** begin PROVIDED MATERIAL **

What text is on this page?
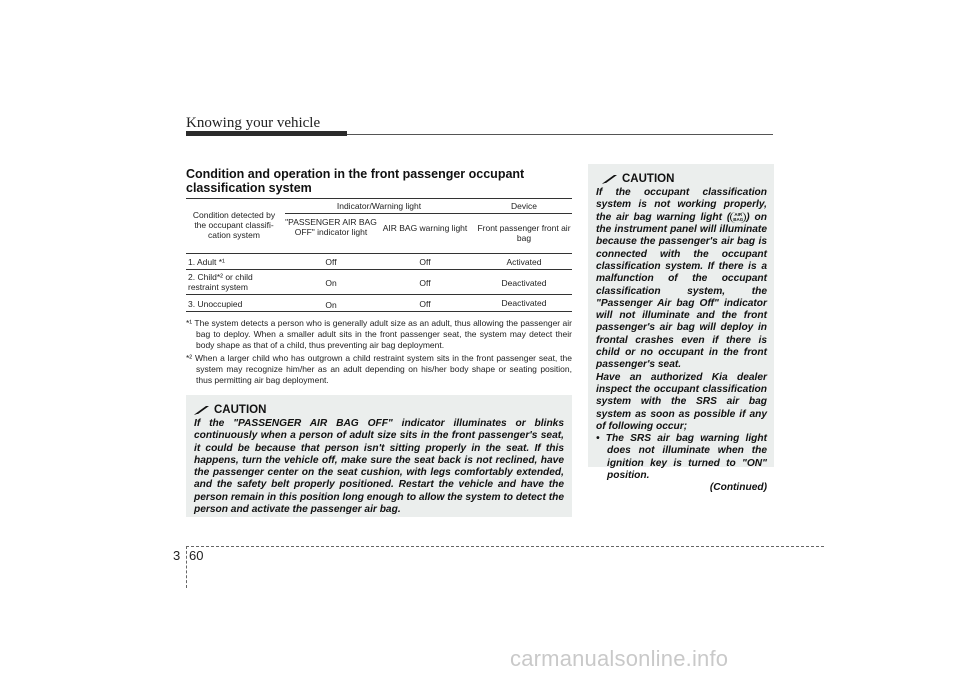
Knowing your vehicle
Condition and operation in the front passenger occupant classification system
Condition detected by the occupant classifi-cation system
Indicator/Warning light	Device
"PASSENGER AIR BAG OFF" indicator light	AIR BAG warning light	Front passenger front air bag
1. Adult *¹	Off	Off	Activated
2. Child*² or child restraint system	On	Off	Deactivated
3. Unoccupied	On	Off	Deactivated

*¹ The system detects a person who is generally adult size as an adult, thus allowing the passenger air bag to deploy. When a smaller adult sits in the front passenger seat, the system may detect their body shape as that of a child, thus preventing air bag deployment.

*² When a larger child who has outgrown a child restraint system sits in the front passenger seat, the system may recognize him/her as an adult depending on his/her body shape or seating position, thus permitting air bag deployment.

CAUTION
If the "PASSENGER AIR BAG OFF" indicator illuminates or blinks continuously when a person of adult size sits in the front passenger's seat, it could be because that person isn't sitting properly in the seat. If this happens, turn the vehicle off, make sure the seat back is not reclined, have the passenger center on the seat cushion, with legs comfortably extended, and the safety belt properly positioned. Restart the vehicle and have the person remain in this position long enough to allow the system to detect the person and activate the passenger air bag.
CAUTION
If the occupant classification system is not working properly, the air bag warning light ( AIR
BAG ) on the instrument panel will illuminate because the passenger's air bag is connected with the occupant classification system. If there is a malfunction of the occupant classification system, the "Passenger Air bag Off" indicator will not illuminate and the front passenger's air bag will deploy in frontal crashes even if there is child or no occupant in the front passenger's seat.
Have an authorized Kia dealer inspect the occupant classification system with the SRS air bag system as soon as possible if any of following occur;
• The SRS air bag warning light does not illuminate when the ignition key is turned to "ON" position.
(Continued)
3 60
carmanualsonline.info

** end PROVIDED MATERIAL **

### WHAT TO PRODUCE
Pull out all lines from the entries above in which the word "sits" appears.

### ANSWER
*¹ The system detects a person who is generally adult size as an adult, thus allowing the passenger air bag to deploy. When a smaller adult sits in the front passenger seat, the system may detect their body shape as that of a child, thus preventing air bag deployment.
*² When a larger child who has outgrown a child restraint system sits in the front passenger seat, the system may recognize him/her as an adult depending on his/her body shape or seating position, thus permitting air bag deployment.
If the "PASSENGER AIR BAG OFF" indicator illuminates or blinks continuously when a person of adult size sits in the front passenger's seat, it could be because that person isn't sitting properly in the seat. If this happens, turn the vehicle off, make sure the seat back is not reclined, have the passenger center on the seat cushion, with legs comfortably extended, and the safety belt properly positioned. Restart the vehicle and have the person remain in this position long enough to allow the system to detect the person and activate the passenger air bag.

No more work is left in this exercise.